Given problem:
Below are some records; give them all again exactly, but not the pictures.

__________

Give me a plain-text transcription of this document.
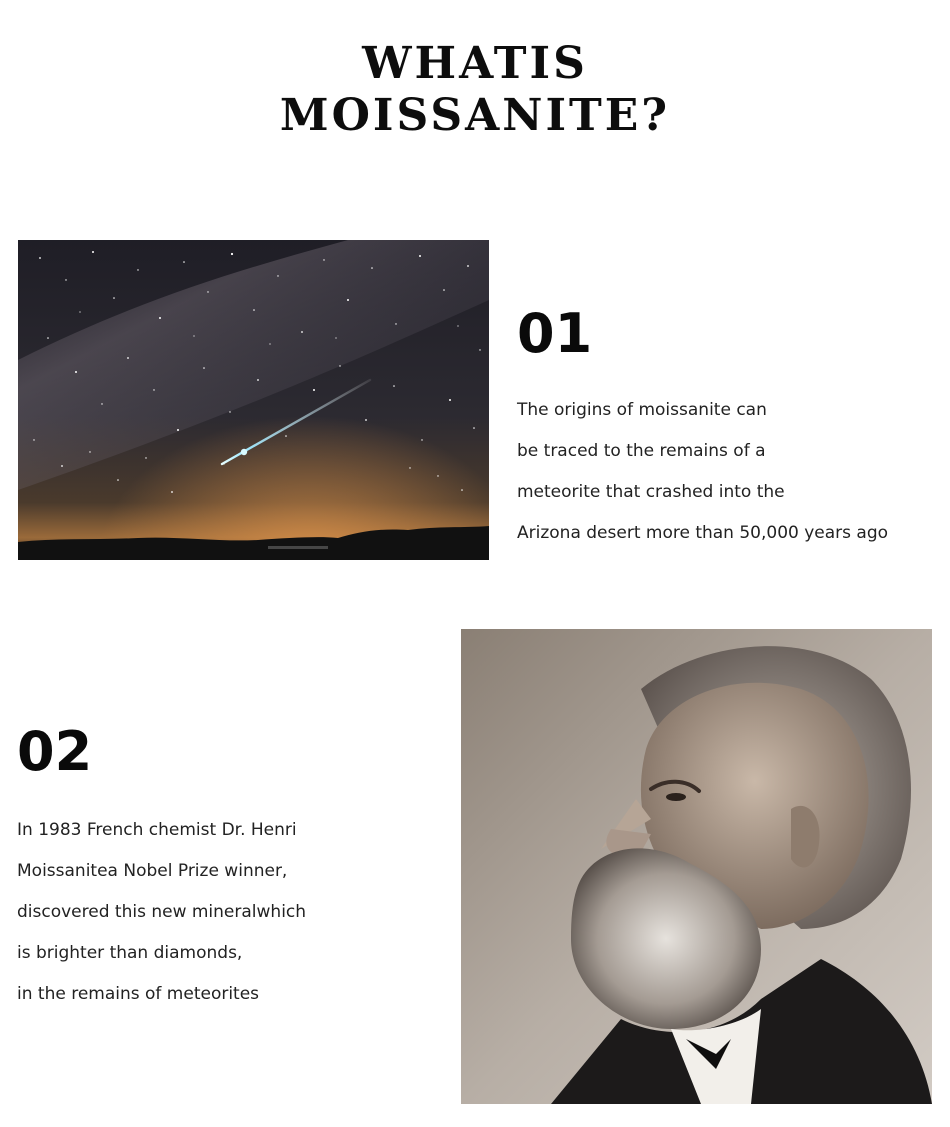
WHATIS
MOISSANITE?
01
The origins of moissanite can
be traced to the remains of a
meteorite that crashed into the
Arizona desert more than 50,000 years ago
02
In 1983 French chemist Dr. Henri
Moissanitea Nobel Prize winner,
discovered this new mineralwhich
is brighter than diamonds,
in the remains of meteorites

__________

The solution:
Give me a plain-text transcription of this document.
WHATIS
MOISSANITE?
01
The origins of moissanite can
be traced to the remains of a
meteorite that crashed into the
Arizona desert more than 50,000 years ago
02
In 1983 French chemist Dr. Henri
Moissanitea Nobel Prize winner,
discovered this new mineralwhich
is brighter than diamonds,
in the remains of meteorites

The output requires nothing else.